Written tasks:
**A)** Set down the part of the Holocaust compensation article that runs from "The man on the" down to "of its officials.", word for word.
**B)** Recast the lines in the stored records, from the line containing "brand-label: YouthWant — [545, 145, 554, 188]" down to the line containing "profile-location-row: ♀ 台北縣", as a numbered list with no blank lines.

Document:
May 19, 2006

Jewish Chronicle takes on the Holocaust Industry

I don't know how long the JC has been running a "subscription free" zone but I've only just discovered it. Here's today's front page.


The man on the left earns $437,811 a year handling Shoah claims. So why are so many survivors pleading poverty?

19/05/2006

By Jenni Frazer and Simon Rocker


This story is from www.thejc.com – the website of The Jewish Chronicle Newspaper.

The international body primarily responsible for distributing compensation to Holocaust survivors is under pressure to explain its spending policies and the remuneration of its officials.

Writing in today’s JC, British academic Michael Pinto-Duschinsky questions the salaries paid by the New York-based Conference on Jewish Material Claims Against Germany to its senior staff. In particular, he highlights the $437,811 (£240,000) in salary and pension awarded to its highest-paid official, executive vice-president Gideon Taylor, according to the latest available figures from 2004, revealed for the first time today by the JC.

Dr Pinto-Duschinsky, who advised British survivors in compensation claims in the 1990s, insisted: "It is wrong for the executive vice-president to earn annually the same as the compensation for several hundred former slave labourers. The moral authority of the leading Jewish organisations is gravely weakened by excessively high salaries for top officials."

Another veteran campaigner on behalf of Holocaust survivors, London businessman Martin Stern, said: "The salaries are not commensurate with the figures which are being paid to the people who suffered."

But Abe Biderman, chairman of the Claims Conference’s personnel and management committee, said the salaries were "at and below the equivalent salaries of comparable Jewish organisations." A large part of the senior staff salaries were reimbursed "from funders of the programmes administered by the Claims Conference." Total administrative expenses, he said, were less than 2.5 per cent of funds distributed in 2004.

There has been criticism, too, of the way the Claims Conference spends money on funding educational and "remembrance" programmes when many believe that the increasing needs of ageing survivors are not being met. The committee in charge of the allocations meets in New York next Monday to decide on the next cycle of distributions.

Chief among the critics, remarkably, is the treasurer of the Claims Conference, Roman Kent, who told the JC: "Survivors are suffering. Our only priority should be the survivors, and everything else should be secondary. We are spending money for thousands of projects, but the health of the survivors can't wait. They are dying daily." Mr Kent, himself a survivor, added: "I'm not saying that these are bad programmes, but they can wait - or else they should be the responsibility of the world Jewish community, not the Claims Conference."

Stored records:
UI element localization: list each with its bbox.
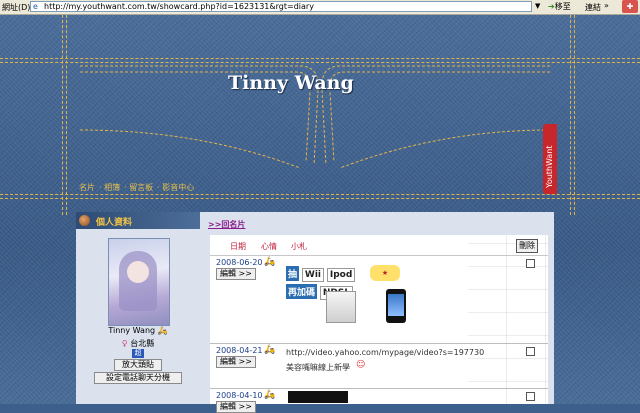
brand-label: YouthWant — [545, 145, 554, 188]
entry-text: 美容嘴嘛線上新學 — [286, 363, 350, 372]
enlarge-avatar-button[interactable]: 放大頭貼 — [114, 359, 162, 371]
row-checkbox[interactable] — [526, 392, 535, 401]
ball-icon — [79, 215, 90, 226]
gender-icon: ♀ — [121, 339, 128, 348]
entry-date: 2008-04-21 — [216, 346, 263, 355]
profile-panel: 個人資料 Tinny Wang 🛵 ♀ 台北縣 超品 放大頭貼 設定電話聊天分機 — [76, 212, 200, 404]
avatar[interactable] — [108, 238, 170, 326]
scooter-icon: 🛵 — [157, 326, 168, 335]
table-row: 2008-06-20 編輯 >> 🛵 抽 Wii Ipod 再加碼 NDSL ★ — [210, 256, 548, 344]
col-date: 日期 — [230, 242, 246, 251]
profile-location-row: ♀ 台北縣 — [76, 338, 200, 349]
col-note: 小札 — [291, 242, 307, 251]
page-title: Tinny Wang — [228, 72, 354, 94]
profile-header: 個人資料 — [76, 212, 200, 229]
profile-header-label: 個人資料 — [96, 218, 133, 228]
table-row: 2008-04-21 編輯 >> 🛵 http://video.yahoo.co… — [210, 344, 548, 389]
nav-item-guestbook[interactable]: 留言板 — [129, 183, 153, 192]
emoticon-icon: ☺ — [356, 360, 366, 370]
entry-date: 2008-04-10 — [216, 391, 263, 400]
brand-tab[interactable]: YouthWant — [543, 124, 557, 194]
ipod-image — [386, 289, 406, 323]
console-image — [326, 291, 356, 323]
mood-icon: 🛵 — [264, 390, 276, 400]
edit-button[interactable]: 編輯 >> — [216, 356, 256, 368]
ad-word: Wii — [301, 268, 324, 282]
entry-redacted-block — [288, 391, 348, 403]
ad-mascot: ★ — [370, 265, 400, 281]
nav-item-media[interactable]: 影音中心 — [162, 183, 194, 192]
profile-name-row: Tinny Wang 🛵 — [76, 326, 200, 335]
nav-item-album[interactable]: 相簿 — [104, 183, 120, 192]
ad-word: 抽 — [286, 266, 300, 281]
nav-item-card[interactable]: 名片 — [79, 183, 95, 192]
diary-header: 日期 心情 小札 刪除 — [210, 235, 548, 256]
profile-name[interactable]: Tinny Wang — [108, 326, 155, 335]
entry-url[interactable]: http://video.yahoo.com/mypage/video?s=19… — [286, 348, 484, 357]
entry-date: 2008-06-20 — [216, 258, 263, 267]
back-to-card-link[interactable]: >>回名片 — [208, 219, 245, 230]
top-nav: 名片 · 相簿 · 留言板 · 影音中心 — [79, 183, 195, 192]
profile-location: 台北縣 — [130, 339, 155, 348]
delete-button[interactable]: 刪除 — [516, 239, 538, 253]
edit-button[interactable]: 編輯 >> — [216, 401, 256, 413]
table-row: 2008-04-10 編輯 >> 🛵 — [210, 389, 548, 413]
row-checkbox[interactable] — [526, 347, 535, 356]
ad-word: 再加碼 — [286, 284, 318, 299]
ipod-screen — [388, 294, 404, 316]
phone-chat-button[interactable]: 設定電話聊天分機 — [94, 372, 182, 384]
avatar-face — [127, 261, 149, 283]
diary-table: 日期 心情 小札 刪除 2008-06-20 編輯 >> 🛵 抽 Wii Ipo… — [210, 235, 548, 413]
mood-icon: 🛵 — [264, 257, 276, 267]
ad-word: Ipod — [326, 268, 356, 282]
status-badge: 超品 — [132, 349, 144, 366]
edit-button[interactable]: 編輯 >> — [216, 268, 256, 280]
ad-banner[interactable]: 抽 Wii Ipod 再加碼 NDSL ★ — [286, 261, 410, 329]
row-checkbox[interactable] — [526, 259, 535, 268]
mood-icon: 🛵 — [264, 345, 276, 355]
col-mood: 心情 — [261, 242, 277, 251]
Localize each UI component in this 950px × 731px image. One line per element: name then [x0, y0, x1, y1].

Set of answers:
**A)**
The man on the left earns $437,811 a year handling Shoah claims. So why are so many survivors pleading poverty?

19/05/2006

By Jenni Frazer and Simon Rocker


This story is from www.thejc.com – the website of The Jewish Chronicle Newspaper.

The international body primarily responsible for distributing compensation to Holocaust survivors is under pressure to explain its spending policies and the remuneration of its officials.

**B)**
1. brand-label: YouthWant — [545, 145, 554, 188]
2. entry-text: 美容嘴嘛線上新學 — [286, 363, 350, 372]
3. enlarge-avatar-button[interactable]: 放大頭貼 — [114, 359, 162, 371]
4. row-checkbox[interactable] — [526, 392, 535, 401]
5. ball-icon — [79, 215, 90, 226]
6. gender-icon: ♀ — [121, 339, 128, 348]
7. entry-date: 2008-04-21 — [216, 346, 263, 355]
8. profile-panel: 個人資料 Tinny Wang 🛵 ♀ 台北縣 超品 放大頭貼 設定電話聊天分機 — [76, 212, 200, 404]
9. avatar[interactable] — [108, 238, 170, 326]
10. scooter-icon: 🛵 — [157, 326, 168, 335]
11. table-row: 2008-06-20 編輯 >> 🛵 抽 Wii Ipod 再加碼 NDSL ★ — [210, 256, 548, 344]
12. col-date: 日期 — [230, 242, 246, 251]
13. profile-location-row: ♀ 台北縣 — [76, 338, 200, 349]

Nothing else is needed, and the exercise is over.